Brute Force Approach

Intuition

Given have a sorted array where each element is distinct requirement is to find two specific values related to 𝑥 its floor (largest element ≤ x) and its ceiling (smallest element ≥ x). Brute force involves a straightforward approach where we iterate through the entire array to find the required values. This method ensures that we consider each element individually to determine if it meets the criteria for being the floor or ceiling of x.

Approach

Initialize variables to store the floor and ceiling values. Start them with values that indicate no floor or ceiling found (e.g., -1).
Traverse through each element in the sorted array nums.
Update the floor if the current element is ≤ x and is greater than the current floor value.
Update the ceiling if the current element is ≥ x and is less than the current ceiling value.
After iterating through the array, check if valid floor and ceiling values were found. If either value remains as the initial value (-1), it indicates no valid floor or ceiling exists for x.

Edge Cases

Handle cases where x is smaller than all elements in nums (no floor).

Handle cases where x is larger than all elements in nums (no ceiling).

Consider scenarios where x exactly matches an element in nums, ensuring the element itself is identified as both floor and ceiling.

Complexity Analysis

Time Complexity: O(N) where N is the number of elements in nums. This is because we potentially need to examine each element in the worst case.
Space Complexity: O(1), as we only use a constant amount of additional space regardless of the input size.

Optimal Approach

Intuition

For getting the floor value of x in nums, divide the array in two halves and compare the middle values with x. When x is less than or equal to the middle element, store the middle element as answer and will try to find a larger number that satisfies the same condition.

From the given statements, we can understand that the ceiling value of x, is basically the lower bound of x.

Approach

Find floor

Use two pointers, low and high initialized with the first and last indexes which will makr our search space. Use an answer variable initialized with -1 to store the floor value.
Calculate the middle element, and compare its value as described below :

When the middle element is less than or equal to the given element, store it as a possible answer and eliminate the left half to look for a greater element in the right part of the array.
In case the middle element is greater than the given element, eliminate the right half and reduce the search space to left half to look for a smaller element.
Repeat these steps until the low pointer lesser than or equal to the high pointer.

Find ceil

For calculating the ceil value, follow a similar approach, but compare the values depending upon the below points:

In this case, store the middle element as a possible answer when the middle elements value is greater than or equal to the given element. Eliminate the right half to look for a smaller element in the left half which satisfies the same condition.
When the middle element is smaller than the given element, eliminate the left half to search for a larger element in the right half of the given array.
● ● ●
STATED EXERCISE A: List every edge case that the floor and ceiling explanation says to handle or consider.
STATED EXERCISE B:
For each statement, say whether it agrees with the floor and ceiling explanation. Give yes or no, and quote the words that decide it.
(i) The brute force approach has a time complexity of O(N).
(ii) The brute force approach uses extra space that grows with the size of the input.
(iii) In the optimal approach, the answer variable for the floor is initialized with 0.
STATED EXERCISE C: According to the floor and ceiling explanation, what is the ceiling value of x basically?
You can answer everything here from the floor and ceiling explanation alone, without the records.

EXCERPTED DATA:
● ● ●
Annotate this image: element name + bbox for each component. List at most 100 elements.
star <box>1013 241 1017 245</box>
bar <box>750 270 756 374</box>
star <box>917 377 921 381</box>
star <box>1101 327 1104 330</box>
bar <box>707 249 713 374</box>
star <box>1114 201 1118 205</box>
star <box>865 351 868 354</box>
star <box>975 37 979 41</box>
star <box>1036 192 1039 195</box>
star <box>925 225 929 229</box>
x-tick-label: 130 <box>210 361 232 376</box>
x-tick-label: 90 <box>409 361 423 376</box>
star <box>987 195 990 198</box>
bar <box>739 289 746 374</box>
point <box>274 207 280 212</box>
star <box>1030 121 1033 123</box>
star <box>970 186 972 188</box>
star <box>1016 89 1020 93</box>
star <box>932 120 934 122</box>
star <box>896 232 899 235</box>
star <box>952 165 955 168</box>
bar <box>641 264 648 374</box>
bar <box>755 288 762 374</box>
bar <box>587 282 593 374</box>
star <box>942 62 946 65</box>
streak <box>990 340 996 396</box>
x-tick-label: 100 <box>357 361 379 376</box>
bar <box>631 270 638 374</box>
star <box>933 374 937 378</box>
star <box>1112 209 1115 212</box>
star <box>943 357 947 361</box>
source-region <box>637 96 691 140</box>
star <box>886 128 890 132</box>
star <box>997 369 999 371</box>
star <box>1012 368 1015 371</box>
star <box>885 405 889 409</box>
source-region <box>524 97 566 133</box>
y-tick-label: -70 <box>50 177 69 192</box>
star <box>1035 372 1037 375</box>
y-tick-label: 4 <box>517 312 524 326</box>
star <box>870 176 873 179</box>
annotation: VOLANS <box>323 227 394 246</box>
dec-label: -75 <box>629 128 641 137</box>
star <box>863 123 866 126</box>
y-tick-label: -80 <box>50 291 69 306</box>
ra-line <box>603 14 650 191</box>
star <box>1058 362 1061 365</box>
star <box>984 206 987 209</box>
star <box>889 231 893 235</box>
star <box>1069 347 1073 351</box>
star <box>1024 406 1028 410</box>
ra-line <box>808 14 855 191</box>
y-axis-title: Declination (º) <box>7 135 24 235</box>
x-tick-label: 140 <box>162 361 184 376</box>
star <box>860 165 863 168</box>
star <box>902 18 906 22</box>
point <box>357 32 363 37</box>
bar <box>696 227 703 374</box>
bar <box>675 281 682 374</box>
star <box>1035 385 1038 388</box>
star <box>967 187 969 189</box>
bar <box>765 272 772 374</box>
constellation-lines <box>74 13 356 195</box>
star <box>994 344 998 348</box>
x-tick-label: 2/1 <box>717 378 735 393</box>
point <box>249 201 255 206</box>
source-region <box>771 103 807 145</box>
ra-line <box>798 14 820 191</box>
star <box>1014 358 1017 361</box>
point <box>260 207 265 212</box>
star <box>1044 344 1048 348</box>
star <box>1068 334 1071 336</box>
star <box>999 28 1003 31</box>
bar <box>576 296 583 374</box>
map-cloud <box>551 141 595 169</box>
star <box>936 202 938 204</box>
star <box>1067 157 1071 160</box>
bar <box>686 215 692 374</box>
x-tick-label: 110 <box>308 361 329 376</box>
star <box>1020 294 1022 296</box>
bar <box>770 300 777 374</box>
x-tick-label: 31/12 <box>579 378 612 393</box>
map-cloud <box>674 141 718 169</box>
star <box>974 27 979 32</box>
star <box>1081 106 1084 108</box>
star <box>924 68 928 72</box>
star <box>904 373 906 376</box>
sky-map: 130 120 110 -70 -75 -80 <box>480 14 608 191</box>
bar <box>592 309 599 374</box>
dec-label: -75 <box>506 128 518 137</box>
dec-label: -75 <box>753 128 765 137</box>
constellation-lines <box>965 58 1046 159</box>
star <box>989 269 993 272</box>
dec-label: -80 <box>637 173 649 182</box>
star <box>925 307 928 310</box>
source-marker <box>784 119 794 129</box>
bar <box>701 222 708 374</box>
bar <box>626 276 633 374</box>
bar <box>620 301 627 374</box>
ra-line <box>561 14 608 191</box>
● ● ●
SOLUTION A:
- x is smaller than all elements in nums (no floor).
- x is larger than all elements in nums (no ceiling).
- x exactly matches an element in nums, so that element is both floor and ceiling.

SOLUTION B:
(i) Yes: "Time Complexity: O(N) where N is the number of elements in nums."
(ii) No: "Space Complexity: O(1), as we only use a constant amount of additional space regardless of the input size."
(iii) No: "Use an answer variable initialized with -1 to store the floor value."

SOLUTION C: It is basically the lower bound of x.